» TASK DETAILS
Copy the entries between the line holding "Localize each UI" and the line holding "bar: [271, 220, 275, 348]", inclusive, without any changes.

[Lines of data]
- - - -

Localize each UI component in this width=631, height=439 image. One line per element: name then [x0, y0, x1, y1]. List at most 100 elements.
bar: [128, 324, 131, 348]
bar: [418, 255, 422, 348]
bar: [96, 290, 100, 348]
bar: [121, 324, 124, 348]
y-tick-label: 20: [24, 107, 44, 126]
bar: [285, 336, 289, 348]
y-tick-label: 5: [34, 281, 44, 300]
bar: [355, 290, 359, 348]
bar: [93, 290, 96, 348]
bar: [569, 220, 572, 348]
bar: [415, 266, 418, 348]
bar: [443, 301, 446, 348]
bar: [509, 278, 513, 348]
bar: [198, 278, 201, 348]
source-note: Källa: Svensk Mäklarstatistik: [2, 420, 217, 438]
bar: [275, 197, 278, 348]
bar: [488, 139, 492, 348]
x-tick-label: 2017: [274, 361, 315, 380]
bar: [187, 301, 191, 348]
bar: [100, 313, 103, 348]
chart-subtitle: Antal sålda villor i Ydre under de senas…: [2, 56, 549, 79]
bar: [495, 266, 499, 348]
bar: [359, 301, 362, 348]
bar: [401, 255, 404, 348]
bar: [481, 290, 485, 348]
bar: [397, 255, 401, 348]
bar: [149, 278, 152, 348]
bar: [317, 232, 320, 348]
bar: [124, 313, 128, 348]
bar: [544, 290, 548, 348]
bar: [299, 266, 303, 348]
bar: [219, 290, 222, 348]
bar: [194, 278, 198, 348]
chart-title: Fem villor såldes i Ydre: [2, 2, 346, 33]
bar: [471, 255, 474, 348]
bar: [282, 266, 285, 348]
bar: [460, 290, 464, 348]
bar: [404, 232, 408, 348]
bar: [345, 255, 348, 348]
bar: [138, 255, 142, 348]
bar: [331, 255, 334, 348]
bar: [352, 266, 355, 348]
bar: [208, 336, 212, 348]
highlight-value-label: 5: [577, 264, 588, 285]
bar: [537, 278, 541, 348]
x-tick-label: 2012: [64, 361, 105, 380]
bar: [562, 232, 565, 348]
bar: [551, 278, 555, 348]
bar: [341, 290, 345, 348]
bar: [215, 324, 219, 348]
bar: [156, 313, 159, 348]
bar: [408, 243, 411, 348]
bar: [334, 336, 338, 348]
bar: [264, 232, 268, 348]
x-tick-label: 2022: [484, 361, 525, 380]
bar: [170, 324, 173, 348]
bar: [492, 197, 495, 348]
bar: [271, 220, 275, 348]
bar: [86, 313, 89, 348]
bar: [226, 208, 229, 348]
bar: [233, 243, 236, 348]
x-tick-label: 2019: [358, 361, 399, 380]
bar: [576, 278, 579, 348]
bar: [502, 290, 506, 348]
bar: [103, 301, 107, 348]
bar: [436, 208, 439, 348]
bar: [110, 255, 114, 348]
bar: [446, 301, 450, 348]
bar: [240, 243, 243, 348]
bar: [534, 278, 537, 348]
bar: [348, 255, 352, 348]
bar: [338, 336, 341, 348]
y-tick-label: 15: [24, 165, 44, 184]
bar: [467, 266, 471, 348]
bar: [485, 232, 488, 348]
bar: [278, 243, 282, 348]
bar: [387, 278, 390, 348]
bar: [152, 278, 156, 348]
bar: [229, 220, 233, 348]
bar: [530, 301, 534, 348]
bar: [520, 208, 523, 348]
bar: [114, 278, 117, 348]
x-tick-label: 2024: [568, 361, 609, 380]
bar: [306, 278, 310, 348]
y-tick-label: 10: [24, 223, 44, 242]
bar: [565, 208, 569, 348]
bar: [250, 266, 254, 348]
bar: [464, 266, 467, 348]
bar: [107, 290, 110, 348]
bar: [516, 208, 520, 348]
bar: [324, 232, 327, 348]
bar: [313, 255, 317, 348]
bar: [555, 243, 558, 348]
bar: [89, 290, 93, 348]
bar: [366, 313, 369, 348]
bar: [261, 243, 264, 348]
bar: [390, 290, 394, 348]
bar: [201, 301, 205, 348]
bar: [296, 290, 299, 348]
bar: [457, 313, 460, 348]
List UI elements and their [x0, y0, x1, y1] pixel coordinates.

- - - -

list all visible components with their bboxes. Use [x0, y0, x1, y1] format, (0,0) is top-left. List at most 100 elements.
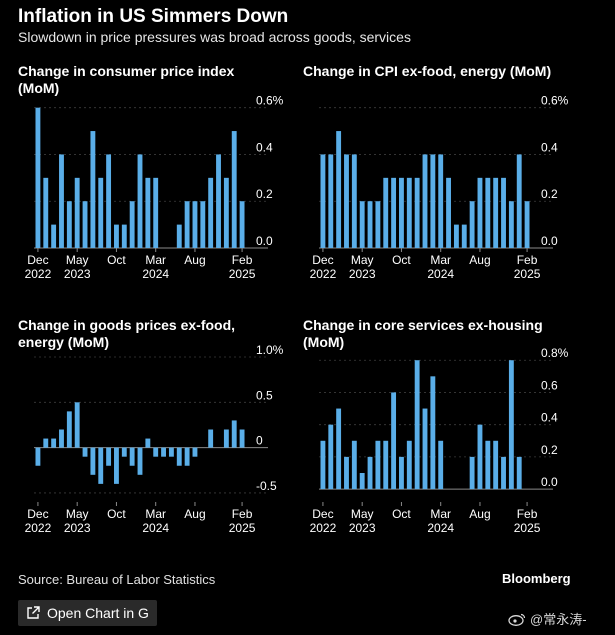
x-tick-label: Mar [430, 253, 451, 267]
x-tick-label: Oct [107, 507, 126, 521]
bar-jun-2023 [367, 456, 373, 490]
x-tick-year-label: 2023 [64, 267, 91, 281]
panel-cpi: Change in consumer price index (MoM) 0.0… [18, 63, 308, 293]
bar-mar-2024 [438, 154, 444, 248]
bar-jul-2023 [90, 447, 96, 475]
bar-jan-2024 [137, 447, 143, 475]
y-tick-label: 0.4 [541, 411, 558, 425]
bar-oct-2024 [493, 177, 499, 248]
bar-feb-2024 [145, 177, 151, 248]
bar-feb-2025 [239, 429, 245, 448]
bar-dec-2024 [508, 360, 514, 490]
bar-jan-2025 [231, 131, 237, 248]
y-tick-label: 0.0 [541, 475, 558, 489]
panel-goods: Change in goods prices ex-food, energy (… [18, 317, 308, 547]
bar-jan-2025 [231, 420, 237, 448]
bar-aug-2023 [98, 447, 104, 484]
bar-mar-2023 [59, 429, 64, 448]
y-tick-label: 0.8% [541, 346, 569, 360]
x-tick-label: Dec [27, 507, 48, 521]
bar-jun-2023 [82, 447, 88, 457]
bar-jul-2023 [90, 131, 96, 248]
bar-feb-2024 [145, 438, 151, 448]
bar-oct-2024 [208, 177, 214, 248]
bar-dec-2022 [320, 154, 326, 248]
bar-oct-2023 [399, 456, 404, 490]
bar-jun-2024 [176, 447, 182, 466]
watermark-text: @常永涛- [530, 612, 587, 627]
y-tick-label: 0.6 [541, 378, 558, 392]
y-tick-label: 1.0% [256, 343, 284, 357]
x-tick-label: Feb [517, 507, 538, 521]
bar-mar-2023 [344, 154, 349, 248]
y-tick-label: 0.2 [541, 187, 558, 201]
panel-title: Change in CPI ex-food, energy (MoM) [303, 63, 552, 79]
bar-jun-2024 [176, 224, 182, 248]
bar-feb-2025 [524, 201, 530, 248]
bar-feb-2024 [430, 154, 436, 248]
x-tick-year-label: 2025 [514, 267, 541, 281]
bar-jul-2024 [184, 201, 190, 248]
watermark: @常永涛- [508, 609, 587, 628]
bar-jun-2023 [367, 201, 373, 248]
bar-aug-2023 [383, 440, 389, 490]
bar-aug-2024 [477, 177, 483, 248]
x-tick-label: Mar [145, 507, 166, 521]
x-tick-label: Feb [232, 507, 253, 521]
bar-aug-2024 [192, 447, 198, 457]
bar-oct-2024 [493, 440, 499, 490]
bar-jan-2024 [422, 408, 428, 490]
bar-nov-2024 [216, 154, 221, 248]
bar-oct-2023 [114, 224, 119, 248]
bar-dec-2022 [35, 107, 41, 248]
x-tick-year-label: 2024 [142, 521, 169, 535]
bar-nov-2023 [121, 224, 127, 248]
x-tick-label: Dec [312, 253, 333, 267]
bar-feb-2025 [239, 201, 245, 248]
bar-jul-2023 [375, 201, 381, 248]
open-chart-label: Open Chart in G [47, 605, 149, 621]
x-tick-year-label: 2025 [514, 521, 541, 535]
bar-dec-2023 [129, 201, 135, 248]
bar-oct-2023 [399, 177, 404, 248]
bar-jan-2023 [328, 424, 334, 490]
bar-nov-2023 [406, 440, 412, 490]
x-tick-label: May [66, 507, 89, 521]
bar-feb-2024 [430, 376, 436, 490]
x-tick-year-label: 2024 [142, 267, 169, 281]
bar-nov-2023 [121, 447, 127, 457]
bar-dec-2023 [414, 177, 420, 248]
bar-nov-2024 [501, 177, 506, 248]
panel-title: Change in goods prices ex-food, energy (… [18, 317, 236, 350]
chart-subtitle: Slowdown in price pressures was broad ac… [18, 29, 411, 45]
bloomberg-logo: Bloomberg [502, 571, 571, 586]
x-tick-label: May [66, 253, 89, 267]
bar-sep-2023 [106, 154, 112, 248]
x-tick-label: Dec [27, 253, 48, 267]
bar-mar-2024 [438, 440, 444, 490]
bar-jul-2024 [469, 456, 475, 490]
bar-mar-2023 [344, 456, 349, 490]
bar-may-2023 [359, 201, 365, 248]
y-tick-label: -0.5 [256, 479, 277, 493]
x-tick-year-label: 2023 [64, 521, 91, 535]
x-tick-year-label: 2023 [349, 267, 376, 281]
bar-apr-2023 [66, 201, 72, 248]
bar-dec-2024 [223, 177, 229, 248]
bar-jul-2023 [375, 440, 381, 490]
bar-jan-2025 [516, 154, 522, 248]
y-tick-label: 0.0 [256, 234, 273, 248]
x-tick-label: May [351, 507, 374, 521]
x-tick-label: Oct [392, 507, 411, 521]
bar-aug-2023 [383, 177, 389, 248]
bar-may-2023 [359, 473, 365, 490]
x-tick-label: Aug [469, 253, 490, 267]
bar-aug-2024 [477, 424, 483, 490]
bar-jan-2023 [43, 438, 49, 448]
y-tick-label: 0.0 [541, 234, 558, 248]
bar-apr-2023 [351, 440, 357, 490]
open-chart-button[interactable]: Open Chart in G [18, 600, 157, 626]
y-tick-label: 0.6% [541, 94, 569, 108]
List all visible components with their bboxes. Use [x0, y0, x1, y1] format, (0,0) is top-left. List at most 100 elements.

- - - -

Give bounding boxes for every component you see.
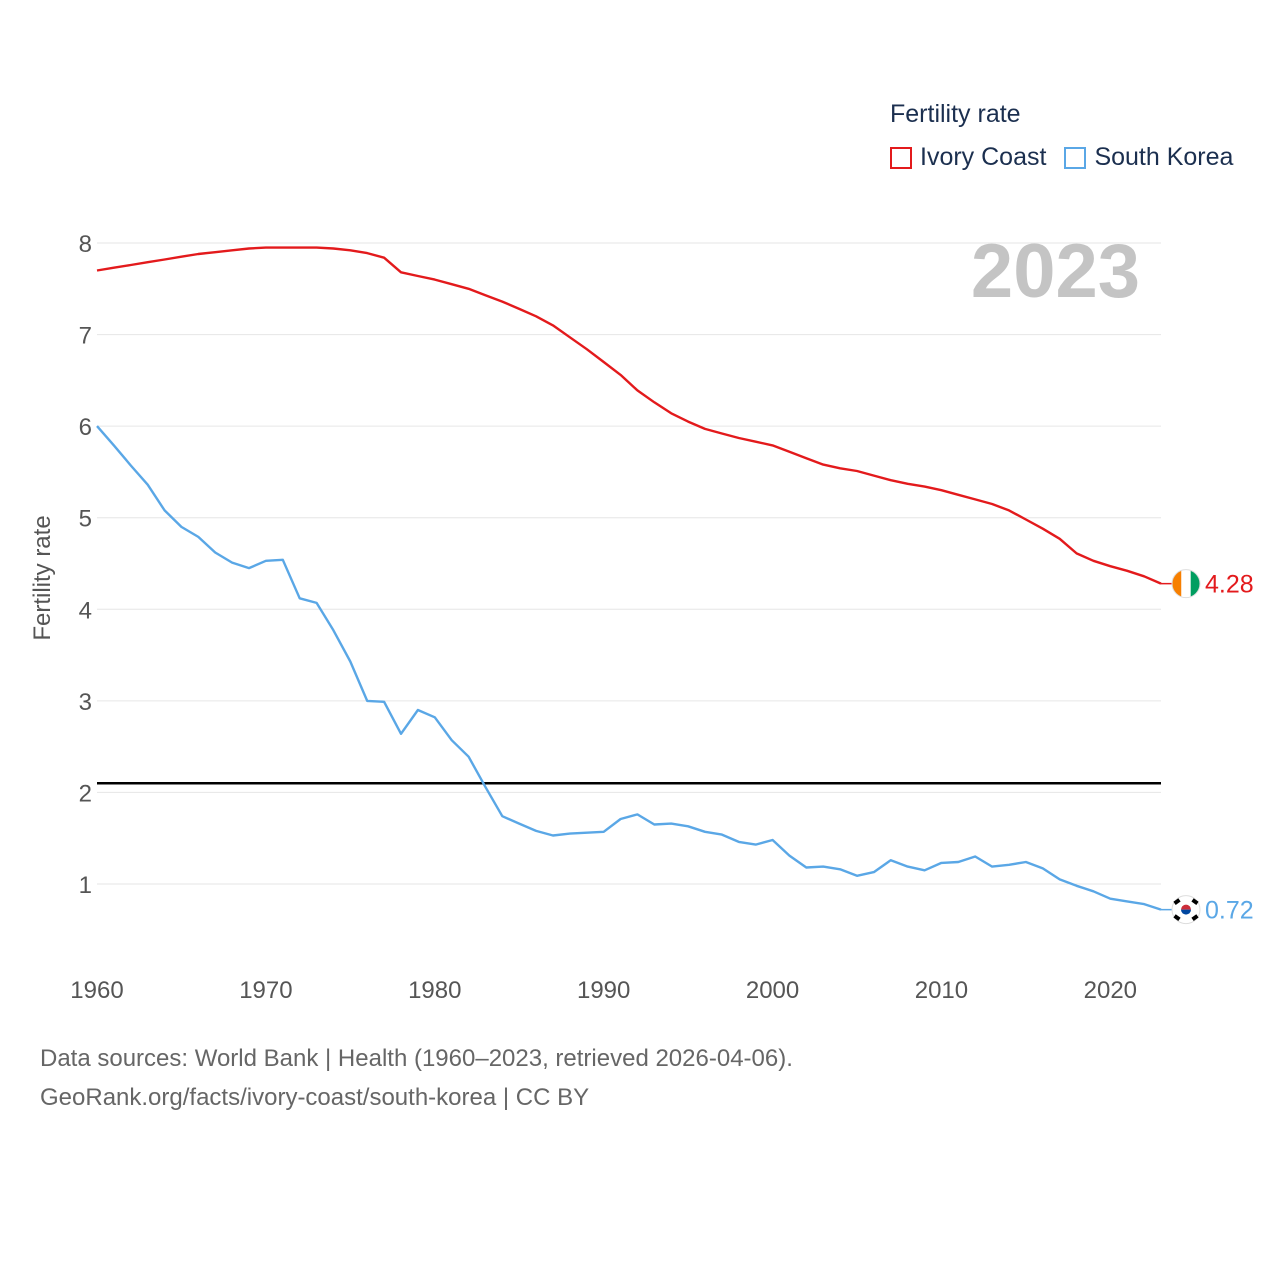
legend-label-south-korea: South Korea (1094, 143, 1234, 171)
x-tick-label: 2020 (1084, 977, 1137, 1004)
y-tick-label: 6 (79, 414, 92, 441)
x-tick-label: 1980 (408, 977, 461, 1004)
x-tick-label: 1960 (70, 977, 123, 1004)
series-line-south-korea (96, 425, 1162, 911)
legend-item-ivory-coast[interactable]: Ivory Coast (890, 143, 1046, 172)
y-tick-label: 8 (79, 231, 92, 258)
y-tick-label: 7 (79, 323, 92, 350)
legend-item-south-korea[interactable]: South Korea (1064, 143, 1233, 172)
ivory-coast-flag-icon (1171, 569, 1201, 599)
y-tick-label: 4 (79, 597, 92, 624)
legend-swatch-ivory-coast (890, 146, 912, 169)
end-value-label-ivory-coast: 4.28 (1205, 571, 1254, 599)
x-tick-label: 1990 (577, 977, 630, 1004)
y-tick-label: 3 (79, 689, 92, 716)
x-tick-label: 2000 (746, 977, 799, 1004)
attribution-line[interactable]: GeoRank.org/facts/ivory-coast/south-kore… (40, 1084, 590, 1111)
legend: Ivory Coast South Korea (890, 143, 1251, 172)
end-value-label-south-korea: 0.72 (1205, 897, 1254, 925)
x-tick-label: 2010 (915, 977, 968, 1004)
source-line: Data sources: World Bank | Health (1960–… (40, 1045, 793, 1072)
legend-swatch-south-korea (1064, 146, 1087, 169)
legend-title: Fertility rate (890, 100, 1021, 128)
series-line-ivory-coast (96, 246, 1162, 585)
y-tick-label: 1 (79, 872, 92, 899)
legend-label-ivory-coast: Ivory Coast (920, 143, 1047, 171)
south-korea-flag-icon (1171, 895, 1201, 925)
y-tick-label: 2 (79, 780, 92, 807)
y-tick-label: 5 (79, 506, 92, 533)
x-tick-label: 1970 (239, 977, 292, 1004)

- - - -

» TASK SOLUTION
Localize each UI component in this width=631, height=439 image. One line per element: name then [x0, y0, x1, y1]. List at most 100 elements.
bar: [128, 324, 131, 348]
bar: [418, 255, 422, 348]
bar: [96, 290, 100, 348]
bar: [121, 324, 124, 348]
y-tick-label: 20: [24, 107, 44, 126]
bar: [285, 336, 289, 348]
y-tick-label: 5: [34, 281, 44, 300]
bar: [355, 290, 359, 348]
bar: [93, 290, 96, 348]
bar: [569, 220, 572, 348]
bar: [415, 266, 418, 348]
bar: [443, 301, 446, 348]
bar: [509, 278, 513, 348]
bar: [198, 278, 201, 348]
source-note: Källa: Svensk Mäklarstatistik: [2, 420, 217, 438]
bar: [275, 197, 278, 348]
bar: [488, 139, 492, 348]
x-tick-label: 2017: [274, 361, 315, 380]
bar: [187, 301, 191, 348]
bar: [100, 313, 103, 348]
chart-subtitle: Antal sålda villor i Ydre under de senas…: [2, 56, 549, 79]
bar: [495, 266, 499, 348]
bar: [359, 301, 362, 348]
bar: [401, 255, 404, 348]
bar: [481, 290, 485, 348]
bar: [397, 255, 401, 348]
bar: [149, 278, 152, 348]
bar: [317, 232, 320, 348]
bar: [124, 313, 128, 348]
bar: [544, 290, 548, 348]
bar: [299, 266, 303, 348]
bar: [219, 290, 222, 348]
bar: [194, 278, 198, 348]
chart-title: Fem villor såldes i Ydre: [2, 2, 346, 33]
bar: [471, 255, 474, 348]
bar: [282, 266, 285, 348]
bar: [460, 290, 464, 348]
bar: [404, 232, 408, 348]
bar: [345, 255, 348, 348]
bar: [138, 255, 142, 348]
bar: [331, 255, 334, 348]
bar: [352, 266, 355, 348]
bar: [208, 336, 212, 348]
highlight-value-label: 5: [577, 264, 588, 285]
bar: [537, 278, 541, 348]
x-tick-label: 2012: [64, 361, 105, 380]
bar: [562, 232, 565, 348]
bar: [551, 278, 555, 348]
bar: [341, 290, 345, 348]
bar: [215, 324, 219, 348]
bar: [156, 313, 159, 348]
bar: [408, 243, 411, 348]
bar: [334, 336, 338, 348]
bar: [264, 232, 268, 348]
x-tick-label: 2022: [484, 361, 525, 380]
bar: [170, 324, 173, 348]
bar: [492, 197, 495, 348]
bar: [271, 220, 275, 348]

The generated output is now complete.